## Begin

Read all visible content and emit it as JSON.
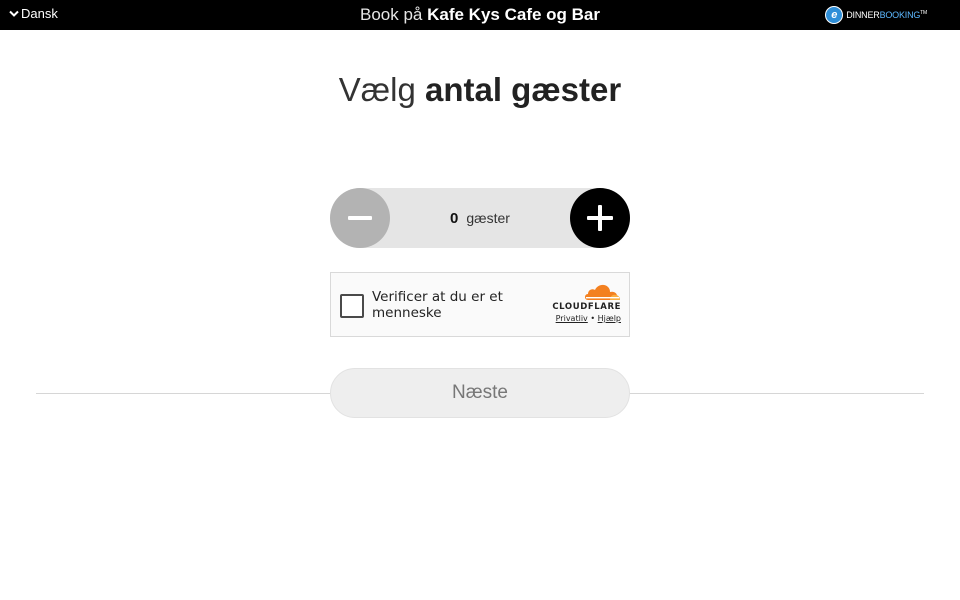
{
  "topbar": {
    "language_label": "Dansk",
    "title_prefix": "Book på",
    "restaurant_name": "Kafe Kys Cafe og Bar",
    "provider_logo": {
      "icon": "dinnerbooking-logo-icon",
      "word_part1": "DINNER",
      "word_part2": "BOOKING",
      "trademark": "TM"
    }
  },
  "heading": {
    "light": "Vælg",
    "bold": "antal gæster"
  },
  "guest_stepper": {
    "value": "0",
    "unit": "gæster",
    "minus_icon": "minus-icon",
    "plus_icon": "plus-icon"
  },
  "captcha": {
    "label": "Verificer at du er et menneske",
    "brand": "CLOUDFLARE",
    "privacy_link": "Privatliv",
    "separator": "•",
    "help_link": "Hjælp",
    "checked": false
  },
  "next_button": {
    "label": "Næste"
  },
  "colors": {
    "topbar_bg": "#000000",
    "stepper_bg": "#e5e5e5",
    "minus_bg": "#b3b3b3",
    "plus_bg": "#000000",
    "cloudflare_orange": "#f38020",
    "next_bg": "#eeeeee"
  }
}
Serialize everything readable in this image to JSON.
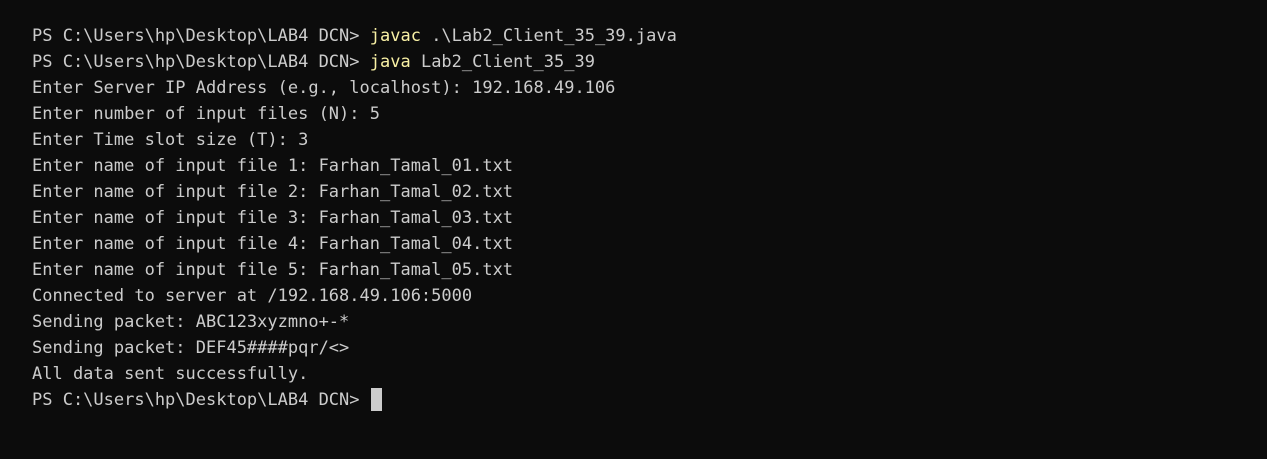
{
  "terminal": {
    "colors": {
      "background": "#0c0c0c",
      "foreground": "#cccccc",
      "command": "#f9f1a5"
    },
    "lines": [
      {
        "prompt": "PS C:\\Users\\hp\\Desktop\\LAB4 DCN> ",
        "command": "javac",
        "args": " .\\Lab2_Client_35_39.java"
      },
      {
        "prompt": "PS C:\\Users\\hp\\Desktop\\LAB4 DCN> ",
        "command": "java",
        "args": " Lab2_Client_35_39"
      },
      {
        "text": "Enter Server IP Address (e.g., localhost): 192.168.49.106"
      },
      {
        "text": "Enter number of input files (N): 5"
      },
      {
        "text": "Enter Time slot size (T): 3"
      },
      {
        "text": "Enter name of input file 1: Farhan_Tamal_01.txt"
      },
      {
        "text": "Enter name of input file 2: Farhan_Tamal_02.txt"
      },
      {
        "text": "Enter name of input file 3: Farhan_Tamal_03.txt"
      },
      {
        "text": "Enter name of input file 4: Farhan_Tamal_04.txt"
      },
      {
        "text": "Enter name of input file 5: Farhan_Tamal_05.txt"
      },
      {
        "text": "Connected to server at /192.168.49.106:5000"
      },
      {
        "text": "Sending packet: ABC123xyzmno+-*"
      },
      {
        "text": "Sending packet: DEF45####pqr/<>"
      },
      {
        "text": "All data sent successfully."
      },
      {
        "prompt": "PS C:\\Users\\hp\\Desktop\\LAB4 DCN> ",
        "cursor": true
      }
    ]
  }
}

## End

WHAT IS BEING ASKED
Print every entry exactly as written, without the pictures.

TASK OUTPUT
Read all visible content and emit it as JSON.
{
  "topbar": {
    "language_label": "Dansk",
    "title_prefix": "Book på",
    "restaurant_name": "Kafe Kys Cafe og Bar",
    "provider_logo": {
      "icon": "dinnerbooking-logo-icon",
      "word_part1": "DINNER",
      "word_part2": "BOOKING",
      "trademark": "TM"
    }
  },
  "heading": {
    "light": "Vælg",
    "bold": "antal gæster"
  },
  "guest_stepper": {
    "value": "0",
    "unit": "gæster",
    "minus_icon": "minus-icon",
    "plus_icon": "plus-icon"
  },
  "captcha": {
    "label": "Verificer at du er et menneske",
    "brand": "CLOUDFLARE",
    "privacy_link": "Privatliv",
    "separator": "•",
    "help_link": "Hjælp",
    "checked": false
  },
  "next_button": {
    "label": "Næste"
  },
  "colors": {
    "topbar_bg": "#000000",
    "stepper_bg": "#e5e5e5",
    "minus_bg": "#b3b3b3",
    "plus_bg": "#000000",
    "cloudflare_orange": "#f38020",
    "next_bg": "#eeeeee"
  }
}
Serialize everything readable in this image to JSON.
{
  "terminal": {
    "colors": {
      "background": "#0c0c0c",
      "foreground": "#cccccc",
      "command": "#f9f1a5"
    },
    "lines": [
      {
        "prompt": "PS C:\\Users\\hp\\Desktop\\LAB4 DCN> ",
        "command": "javac",
        "args": " .\\Lab2_Client_35_39.java"
      },
      {
        "prompt": "PS C:\\Users\\hp\\Desktop\\LAB4 DCN> ",
        "command": "java",
        "args": " Lab2_Client_35_39"
      },
      {
        "text": "Enter Server IP Address (e.g., localhost): 192.168.49.106"
      },
      {
        "text": "Enter number of input files (N): 5"
      },
      {
        "text": "Enter Time slot size (T): 3"
      },
      {
        "text": "Enter name of input file 1: Farhan_Tamal_01.txt"
      },
      {
        "text": "Enter name of input file 2: Farhan_Tamal_02.txt"
      },
      {
        "text": "Enter name of input file 3: Farhan_Tamal_03.txt"
      },
      {
        "text": "Enter name of input file 4: Farhan_Tamal_04.txt"
      },
      {
        "text": "Enter name of input file 5: Farhan_Tamal_05.txt"
      },
      {
        "text": "Connected to server at /192.168.49.106:5000"
      },
      {
        "text": "Sending packet: ABC123xyzmno+-*"
      },
      {
        "text": "Sending packet: DEF45####pqr/<>"
      },
      {
        "text": "All data sent successfully."
      },
      {
        "prompt": "PS C:\\Users\\hp\\Desktop\\LAB4 DCN> ",
        "cursor": true
      }
    ]
  }
}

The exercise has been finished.